(Recorded data)
________

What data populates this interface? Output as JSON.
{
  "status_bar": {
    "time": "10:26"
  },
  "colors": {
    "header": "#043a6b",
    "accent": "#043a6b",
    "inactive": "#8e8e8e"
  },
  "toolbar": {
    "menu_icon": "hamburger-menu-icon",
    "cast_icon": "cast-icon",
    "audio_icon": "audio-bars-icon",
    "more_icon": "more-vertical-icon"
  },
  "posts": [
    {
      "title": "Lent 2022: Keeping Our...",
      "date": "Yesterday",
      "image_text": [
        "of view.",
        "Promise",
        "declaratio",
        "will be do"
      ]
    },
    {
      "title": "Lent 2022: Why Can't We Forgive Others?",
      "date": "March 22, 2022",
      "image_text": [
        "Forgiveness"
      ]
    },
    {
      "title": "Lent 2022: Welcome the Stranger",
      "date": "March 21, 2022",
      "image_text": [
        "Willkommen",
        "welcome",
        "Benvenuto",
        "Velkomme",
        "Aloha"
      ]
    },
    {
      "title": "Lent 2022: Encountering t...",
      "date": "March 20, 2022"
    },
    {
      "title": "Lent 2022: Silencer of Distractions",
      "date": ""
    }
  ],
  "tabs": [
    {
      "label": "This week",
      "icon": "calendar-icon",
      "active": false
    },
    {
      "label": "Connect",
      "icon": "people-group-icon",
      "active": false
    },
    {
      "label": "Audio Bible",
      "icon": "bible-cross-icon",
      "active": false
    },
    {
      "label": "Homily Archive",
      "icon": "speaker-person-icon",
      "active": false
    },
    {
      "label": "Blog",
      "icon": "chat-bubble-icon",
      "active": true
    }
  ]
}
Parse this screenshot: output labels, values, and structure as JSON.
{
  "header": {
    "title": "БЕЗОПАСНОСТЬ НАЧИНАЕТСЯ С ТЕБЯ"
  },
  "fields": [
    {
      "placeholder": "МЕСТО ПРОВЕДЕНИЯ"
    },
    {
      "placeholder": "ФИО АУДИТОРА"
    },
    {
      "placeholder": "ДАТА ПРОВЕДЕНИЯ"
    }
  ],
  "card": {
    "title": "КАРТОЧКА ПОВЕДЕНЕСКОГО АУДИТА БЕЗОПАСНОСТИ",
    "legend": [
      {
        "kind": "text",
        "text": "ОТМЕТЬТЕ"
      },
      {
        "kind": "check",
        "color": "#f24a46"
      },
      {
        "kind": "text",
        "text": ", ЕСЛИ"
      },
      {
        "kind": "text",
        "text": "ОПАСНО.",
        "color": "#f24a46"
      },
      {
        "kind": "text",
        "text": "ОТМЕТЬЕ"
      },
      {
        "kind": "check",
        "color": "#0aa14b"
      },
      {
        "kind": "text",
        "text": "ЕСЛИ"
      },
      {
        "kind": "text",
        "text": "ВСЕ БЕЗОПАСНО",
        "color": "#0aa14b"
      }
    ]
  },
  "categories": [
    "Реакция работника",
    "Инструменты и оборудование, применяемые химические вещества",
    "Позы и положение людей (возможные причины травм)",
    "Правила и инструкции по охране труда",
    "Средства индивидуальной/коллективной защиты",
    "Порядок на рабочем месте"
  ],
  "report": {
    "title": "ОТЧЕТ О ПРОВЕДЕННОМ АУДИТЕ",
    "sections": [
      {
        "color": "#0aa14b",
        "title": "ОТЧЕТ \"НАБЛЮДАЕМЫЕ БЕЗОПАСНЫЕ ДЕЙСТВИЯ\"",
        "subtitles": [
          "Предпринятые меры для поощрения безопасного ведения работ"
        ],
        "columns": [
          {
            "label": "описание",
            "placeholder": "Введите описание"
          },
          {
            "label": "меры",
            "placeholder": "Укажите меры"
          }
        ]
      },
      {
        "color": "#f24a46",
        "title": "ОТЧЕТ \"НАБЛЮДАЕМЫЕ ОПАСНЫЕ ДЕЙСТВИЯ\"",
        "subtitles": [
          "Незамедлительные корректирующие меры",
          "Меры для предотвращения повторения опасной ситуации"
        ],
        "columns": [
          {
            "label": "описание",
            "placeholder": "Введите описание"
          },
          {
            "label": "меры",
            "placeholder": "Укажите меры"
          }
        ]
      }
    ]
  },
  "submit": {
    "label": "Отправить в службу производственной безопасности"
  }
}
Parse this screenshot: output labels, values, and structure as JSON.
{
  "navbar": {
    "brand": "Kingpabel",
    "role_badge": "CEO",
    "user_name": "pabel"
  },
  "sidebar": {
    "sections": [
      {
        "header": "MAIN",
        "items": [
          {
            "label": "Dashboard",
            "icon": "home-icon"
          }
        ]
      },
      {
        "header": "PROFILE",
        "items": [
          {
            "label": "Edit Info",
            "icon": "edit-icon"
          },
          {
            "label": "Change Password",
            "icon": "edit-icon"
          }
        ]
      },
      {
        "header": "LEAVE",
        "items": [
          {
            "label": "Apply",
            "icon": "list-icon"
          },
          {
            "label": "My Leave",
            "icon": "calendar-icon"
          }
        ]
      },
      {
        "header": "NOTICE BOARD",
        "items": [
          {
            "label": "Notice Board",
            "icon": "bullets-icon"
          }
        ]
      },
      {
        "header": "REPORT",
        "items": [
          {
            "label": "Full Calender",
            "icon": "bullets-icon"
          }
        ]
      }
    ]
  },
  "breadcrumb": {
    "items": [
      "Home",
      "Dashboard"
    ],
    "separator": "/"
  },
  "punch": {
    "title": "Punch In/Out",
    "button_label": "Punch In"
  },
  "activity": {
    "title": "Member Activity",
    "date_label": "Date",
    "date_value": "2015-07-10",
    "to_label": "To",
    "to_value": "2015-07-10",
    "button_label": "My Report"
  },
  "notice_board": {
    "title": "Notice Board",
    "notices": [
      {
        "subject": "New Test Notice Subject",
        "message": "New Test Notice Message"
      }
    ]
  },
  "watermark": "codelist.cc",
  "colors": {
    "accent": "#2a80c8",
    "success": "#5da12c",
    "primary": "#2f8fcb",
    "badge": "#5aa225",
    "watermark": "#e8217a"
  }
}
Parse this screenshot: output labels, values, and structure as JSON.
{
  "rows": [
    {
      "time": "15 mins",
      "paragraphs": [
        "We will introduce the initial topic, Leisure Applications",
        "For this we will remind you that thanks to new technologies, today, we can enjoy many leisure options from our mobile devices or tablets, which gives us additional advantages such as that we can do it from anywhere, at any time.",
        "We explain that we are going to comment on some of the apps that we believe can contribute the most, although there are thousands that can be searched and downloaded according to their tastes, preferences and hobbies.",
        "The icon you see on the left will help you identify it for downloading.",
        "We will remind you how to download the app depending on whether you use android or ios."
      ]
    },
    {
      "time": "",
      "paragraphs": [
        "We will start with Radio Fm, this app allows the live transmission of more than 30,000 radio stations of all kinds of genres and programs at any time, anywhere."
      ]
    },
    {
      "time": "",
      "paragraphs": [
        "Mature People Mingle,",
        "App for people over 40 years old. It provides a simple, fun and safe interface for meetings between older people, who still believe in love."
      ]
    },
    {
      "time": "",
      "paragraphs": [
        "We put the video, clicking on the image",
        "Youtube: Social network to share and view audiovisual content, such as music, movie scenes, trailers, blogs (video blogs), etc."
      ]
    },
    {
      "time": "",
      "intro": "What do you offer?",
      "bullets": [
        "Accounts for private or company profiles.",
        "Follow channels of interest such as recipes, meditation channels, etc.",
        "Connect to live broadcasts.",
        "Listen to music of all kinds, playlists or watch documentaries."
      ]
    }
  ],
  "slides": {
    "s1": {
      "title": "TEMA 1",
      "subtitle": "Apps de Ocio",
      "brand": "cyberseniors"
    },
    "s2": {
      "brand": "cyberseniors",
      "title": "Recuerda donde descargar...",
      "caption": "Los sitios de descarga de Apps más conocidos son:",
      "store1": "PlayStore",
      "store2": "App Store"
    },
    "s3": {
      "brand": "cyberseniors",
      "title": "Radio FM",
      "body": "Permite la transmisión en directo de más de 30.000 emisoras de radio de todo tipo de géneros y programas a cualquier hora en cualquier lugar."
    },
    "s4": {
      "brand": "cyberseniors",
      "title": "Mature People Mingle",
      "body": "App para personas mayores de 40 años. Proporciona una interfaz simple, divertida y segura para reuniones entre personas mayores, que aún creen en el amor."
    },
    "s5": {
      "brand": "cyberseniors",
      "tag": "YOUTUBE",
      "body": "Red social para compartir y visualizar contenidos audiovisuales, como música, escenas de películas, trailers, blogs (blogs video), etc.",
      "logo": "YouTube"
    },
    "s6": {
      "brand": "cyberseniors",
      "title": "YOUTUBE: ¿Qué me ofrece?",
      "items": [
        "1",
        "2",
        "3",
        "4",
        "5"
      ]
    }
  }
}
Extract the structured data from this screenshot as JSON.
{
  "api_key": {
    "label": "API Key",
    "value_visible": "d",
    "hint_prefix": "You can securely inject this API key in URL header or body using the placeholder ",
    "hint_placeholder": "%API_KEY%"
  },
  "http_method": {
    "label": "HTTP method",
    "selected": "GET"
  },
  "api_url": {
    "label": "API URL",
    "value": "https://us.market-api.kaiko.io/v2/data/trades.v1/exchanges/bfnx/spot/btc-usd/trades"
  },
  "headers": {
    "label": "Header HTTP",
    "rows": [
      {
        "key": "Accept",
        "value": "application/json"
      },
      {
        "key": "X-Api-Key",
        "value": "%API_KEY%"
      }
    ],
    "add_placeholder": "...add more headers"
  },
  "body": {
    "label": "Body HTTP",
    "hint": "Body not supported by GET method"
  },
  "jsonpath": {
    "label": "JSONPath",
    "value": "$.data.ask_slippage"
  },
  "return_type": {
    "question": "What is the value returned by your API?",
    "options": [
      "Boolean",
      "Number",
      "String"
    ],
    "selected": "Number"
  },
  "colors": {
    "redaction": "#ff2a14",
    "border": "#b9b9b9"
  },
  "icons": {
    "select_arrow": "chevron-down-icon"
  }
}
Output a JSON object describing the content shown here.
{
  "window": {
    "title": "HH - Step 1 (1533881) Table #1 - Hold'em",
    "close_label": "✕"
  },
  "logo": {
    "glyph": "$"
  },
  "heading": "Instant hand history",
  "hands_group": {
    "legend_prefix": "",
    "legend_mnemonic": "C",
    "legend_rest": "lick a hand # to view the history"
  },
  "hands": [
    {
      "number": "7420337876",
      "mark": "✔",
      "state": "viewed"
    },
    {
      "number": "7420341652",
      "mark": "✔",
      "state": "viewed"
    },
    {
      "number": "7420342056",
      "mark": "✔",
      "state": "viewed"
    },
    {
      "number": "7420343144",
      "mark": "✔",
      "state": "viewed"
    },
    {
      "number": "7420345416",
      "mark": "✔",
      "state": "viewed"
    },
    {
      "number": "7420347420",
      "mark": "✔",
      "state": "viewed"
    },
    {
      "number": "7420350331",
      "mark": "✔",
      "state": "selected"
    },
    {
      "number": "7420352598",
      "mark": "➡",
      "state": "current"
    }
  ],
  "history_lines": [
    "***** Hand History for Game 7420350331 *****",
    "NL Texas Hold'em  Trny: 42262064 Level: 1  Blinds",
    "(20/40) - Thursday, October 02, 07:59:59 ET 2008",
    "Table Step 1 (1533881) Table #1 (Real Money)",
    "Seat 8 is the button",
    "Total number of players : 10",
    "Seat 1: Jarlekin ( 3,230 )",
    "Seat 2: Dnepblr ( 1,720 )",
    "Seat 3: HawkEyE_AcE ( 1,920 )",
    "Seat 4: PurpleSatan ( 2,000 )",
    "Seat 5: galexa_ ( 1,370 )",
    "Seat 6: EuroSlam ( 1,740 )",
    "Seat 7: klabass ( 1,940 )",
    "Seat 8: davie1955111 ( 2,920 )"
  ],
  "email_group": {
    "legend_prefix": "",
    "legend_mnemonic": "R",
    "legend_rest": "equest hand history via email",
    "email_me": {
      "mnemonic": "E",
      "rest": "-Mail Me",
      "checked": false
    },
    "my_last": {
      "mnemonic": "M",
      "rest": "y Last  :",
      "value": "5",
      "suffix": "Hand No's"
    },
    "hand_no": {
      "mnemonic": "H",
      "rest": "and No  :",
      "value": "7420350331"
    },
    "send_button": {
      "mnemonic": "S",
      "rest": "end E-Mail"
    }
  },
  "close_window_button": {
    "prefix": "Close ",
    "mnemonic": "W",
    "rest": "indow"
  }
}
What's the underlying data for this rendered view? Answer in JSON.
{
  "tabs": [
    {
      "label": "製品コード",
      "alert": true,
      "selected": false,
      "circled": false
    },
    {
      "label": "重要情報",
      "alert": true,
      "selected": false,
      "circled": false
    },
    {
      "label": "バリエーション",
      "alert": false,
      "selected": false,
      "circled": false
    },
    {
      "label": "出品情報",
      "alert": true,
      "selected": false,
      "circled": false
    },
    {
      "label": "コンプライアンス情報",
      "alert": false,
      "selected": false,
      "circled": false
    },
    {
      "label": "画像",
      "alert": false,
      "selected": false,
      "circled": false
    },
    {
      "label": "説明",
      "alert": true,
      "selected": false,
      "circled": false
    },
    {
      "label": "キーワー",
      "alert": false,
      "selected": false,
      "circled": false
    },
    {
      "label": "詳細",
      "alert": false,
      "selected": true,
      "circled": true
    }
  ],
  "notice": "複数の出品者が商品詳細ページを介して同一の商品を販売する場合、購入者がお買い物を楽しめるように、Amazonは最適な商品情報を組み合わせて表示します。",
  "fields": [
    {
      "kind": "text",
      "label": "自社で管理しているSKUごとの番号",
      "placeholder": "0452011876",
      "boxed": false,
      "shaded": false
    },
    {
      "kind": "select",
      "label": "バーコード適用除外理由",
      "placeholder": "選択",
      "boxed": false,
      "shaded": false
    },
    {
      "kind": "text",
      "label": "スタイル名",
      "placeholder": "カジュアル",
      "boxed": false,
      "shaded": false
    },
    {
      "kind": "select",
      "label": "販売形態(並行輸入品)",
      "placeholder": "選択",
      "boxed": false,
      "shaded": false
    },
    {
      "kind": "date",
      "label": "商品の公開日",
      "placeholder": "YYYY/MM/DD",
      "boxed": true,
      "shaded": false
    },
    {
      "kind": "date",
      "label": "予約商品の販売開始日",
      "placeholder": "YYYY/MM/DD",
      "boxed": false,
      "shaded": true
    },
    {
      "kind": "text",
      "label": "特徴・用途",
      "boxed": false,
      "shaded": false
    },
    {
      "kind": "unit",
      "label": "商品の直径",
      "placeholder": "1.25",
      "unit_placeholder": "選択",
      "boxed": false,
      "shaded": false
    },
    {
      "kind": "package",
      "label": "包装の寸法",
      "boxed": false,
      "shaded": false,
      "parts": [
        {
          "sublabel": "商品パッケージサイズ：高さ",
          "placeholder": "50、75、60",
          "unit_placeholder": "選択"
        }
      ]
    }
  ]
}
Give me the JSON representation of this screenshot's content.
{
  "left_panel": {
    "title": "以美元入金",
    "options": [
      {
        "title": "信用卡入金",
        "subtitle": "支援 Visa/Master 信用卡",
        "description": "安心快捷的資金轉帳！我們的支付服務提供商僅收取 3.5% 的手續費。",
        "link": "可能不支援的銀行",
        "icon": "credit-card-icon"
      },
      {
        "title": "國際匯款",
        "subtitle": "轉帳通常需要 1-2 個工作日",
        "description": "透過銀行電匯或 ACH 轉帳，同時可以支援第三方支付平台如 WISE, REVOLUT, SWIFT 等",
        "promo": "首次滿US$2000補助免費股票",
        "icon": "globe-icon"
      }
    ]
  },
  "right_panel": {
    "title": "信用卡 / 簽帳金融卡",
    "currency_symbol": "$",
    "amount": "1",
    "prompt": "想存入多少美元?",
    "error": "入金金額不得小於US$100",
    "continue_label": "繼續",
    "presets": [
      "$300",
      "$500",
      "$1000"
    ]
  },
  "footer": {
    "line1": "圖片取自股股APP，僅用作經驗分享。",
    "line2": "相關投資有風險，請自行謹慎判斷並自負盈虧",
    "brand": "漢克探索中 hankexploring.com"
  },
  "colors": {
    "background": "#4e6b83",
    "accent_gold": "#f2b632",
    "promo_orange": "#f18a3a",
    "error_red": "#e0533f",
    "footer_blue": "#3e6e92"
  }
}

________

- EXERCISE -
Read the entries and select each line where the word "that" is found.

- EXERCISE SOLUTION -
        "For this we will remind you that thanks to new technologies, today, we can enjoy many leisure options from our mobile devices or tablets, which gives us additional advantages such as that we can do it from anywhere, at any time.",
        "We explain that we are going to comment on some of the apps that we believe can contribute the most, although there are thousands that can be searched and downloaded according to their tastes, preferences and hobbies.",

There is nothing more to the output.